* [WRITTEN PROBLEM]: Please copy the items below verbatim, from the first line up to and including the line with "x-tick-label: 10 (723, 783, 739, 798)".

* [GIVEN RECORDS]:
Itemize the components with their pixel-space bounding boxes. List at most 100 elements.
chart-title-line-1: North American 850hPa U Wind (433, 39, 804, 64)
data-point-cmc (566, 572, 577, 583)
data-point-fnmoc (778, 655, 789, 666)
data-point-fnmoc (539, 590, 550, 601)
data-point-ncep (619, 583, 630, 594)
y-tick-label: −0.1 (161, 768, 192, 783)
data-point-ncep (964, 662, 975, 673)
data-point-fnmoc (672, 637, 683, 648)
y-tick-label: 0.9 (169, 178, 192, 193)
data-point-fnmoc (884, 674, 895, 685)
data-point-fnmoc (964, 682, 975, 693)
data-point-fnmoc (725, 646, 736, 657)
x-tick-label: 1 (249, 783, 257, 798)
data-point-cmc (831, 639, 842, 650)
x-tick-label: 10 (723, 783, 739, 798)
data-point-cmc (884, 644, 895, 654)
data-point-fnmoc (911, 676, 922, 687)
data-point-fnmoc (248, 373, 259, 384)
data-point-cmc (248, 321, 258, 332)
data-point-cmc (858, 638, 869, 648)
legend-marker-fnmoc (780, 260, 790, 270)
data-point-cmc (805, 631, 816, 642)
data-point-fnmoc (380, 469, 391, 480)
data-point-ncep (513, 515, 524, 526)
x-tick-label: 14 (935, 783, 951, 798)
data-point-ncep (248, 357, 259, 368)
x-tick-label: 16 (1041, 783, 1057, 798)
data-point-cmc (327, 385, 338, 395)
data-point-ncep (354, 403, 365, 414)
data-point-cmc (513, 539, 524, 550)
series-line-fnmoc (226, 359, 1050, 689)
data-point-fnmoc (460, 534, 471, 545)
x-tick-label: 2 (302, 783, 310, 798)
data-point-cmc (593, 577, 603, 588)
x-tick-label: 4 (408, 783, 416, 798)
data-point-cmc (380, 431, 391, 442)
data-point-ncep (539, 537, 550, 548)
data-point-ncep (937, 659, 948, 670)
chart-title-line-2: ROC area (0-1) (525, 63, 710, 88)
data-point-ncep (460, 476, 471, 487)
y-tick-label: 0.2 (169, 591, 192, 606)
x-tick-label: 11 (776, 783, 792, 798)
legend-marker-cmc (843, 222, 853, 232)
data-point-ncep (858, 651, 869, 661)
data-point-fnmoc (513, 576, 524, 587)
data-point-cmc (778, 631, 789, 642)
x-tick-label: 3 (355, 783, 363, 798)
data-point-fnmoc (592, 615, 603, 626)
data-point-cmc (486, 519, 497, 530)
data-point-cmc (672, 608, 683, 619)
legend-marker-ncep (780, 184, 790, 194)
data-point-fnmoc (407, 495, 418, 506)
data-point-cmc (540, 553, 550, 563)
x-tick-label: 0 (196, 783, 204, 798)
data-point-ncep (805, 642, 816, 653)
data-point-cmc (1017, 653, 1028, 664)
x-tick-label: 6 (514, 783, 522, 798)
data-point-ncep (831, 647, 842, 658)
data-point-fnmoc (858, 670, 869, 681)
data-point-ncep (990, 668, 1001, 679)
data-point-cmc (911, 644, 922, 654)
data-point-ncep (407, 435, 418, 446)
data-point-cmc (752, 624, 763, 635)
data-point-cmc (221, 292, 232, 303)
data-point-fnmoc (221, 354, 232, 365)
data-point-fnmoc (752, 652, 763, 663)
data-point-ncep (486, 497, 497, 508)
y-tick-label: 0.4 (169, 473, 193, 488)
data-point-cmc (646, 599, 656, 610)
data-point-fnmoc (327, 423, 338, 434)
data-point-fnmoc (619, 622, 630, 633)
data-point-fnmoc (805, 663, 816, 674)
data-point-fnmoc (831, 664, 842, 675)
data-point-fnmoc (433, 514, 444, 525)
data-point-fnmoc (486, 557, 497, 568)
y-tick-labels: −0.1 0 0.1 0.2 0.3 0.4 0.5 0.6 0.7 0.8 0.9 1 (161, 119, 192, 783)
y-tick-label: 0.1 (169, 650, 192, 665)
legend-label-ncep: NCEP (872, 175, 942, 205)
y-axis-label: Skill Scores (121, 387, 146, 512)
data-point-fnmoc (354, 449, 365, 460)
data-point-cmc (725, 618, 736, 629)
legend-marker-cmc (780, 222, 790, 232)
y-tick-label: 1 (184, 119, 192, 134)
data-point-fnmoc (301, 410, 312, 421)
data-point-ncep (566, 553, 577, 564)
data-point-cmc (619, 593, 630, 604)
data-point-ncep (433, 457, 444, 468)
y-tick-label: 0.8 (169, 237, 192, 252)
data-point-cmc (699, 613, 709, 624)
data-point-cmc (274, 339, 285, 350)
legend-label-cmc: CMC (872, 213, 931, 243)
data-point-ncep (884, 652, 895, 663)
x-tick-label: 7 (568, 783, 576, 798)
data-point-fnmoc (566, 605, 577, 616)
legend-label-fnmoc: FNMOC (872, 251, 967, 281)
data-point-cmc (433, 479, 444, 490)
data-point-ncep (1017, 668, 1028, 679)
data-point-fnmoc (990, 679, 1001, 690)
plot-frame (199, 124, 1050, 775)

* [SOLUTION]:
Itemize the components with their pixel-space bounding boxes. List at most 100 elements.
chart-title-line-1: North American 850hPa U Wind (433, 39, 804, 64)
data-point-cmc (566, 572, 577, 583)
data-point-fnmoc (778, 655, 789, 666)
data-point-fnmoc (539, 590, 550, 601)
data-point-ncep (619, 583, 630, 594)
y-tick-label: −0.1 (161, 768, 192, 783)
data-point-ncep (964, 662, 975, 673)
data-point-fnmoc (672, 637, 683, 648)
y-tick-label: 0.9 (169, 178, 192, 193)
data-point-fnmoc (884, 674, 895, 685)
data-point-fnmoc (964, 682, 975, 693)
data-point-fnmoc (725, 646, 736, 657)
x-tick-label: 1 (249, 783, 257, 798)
data-point-cmc (831, 639, 842, 650)
x-tick-label: 10 (723, 783, 739, 798)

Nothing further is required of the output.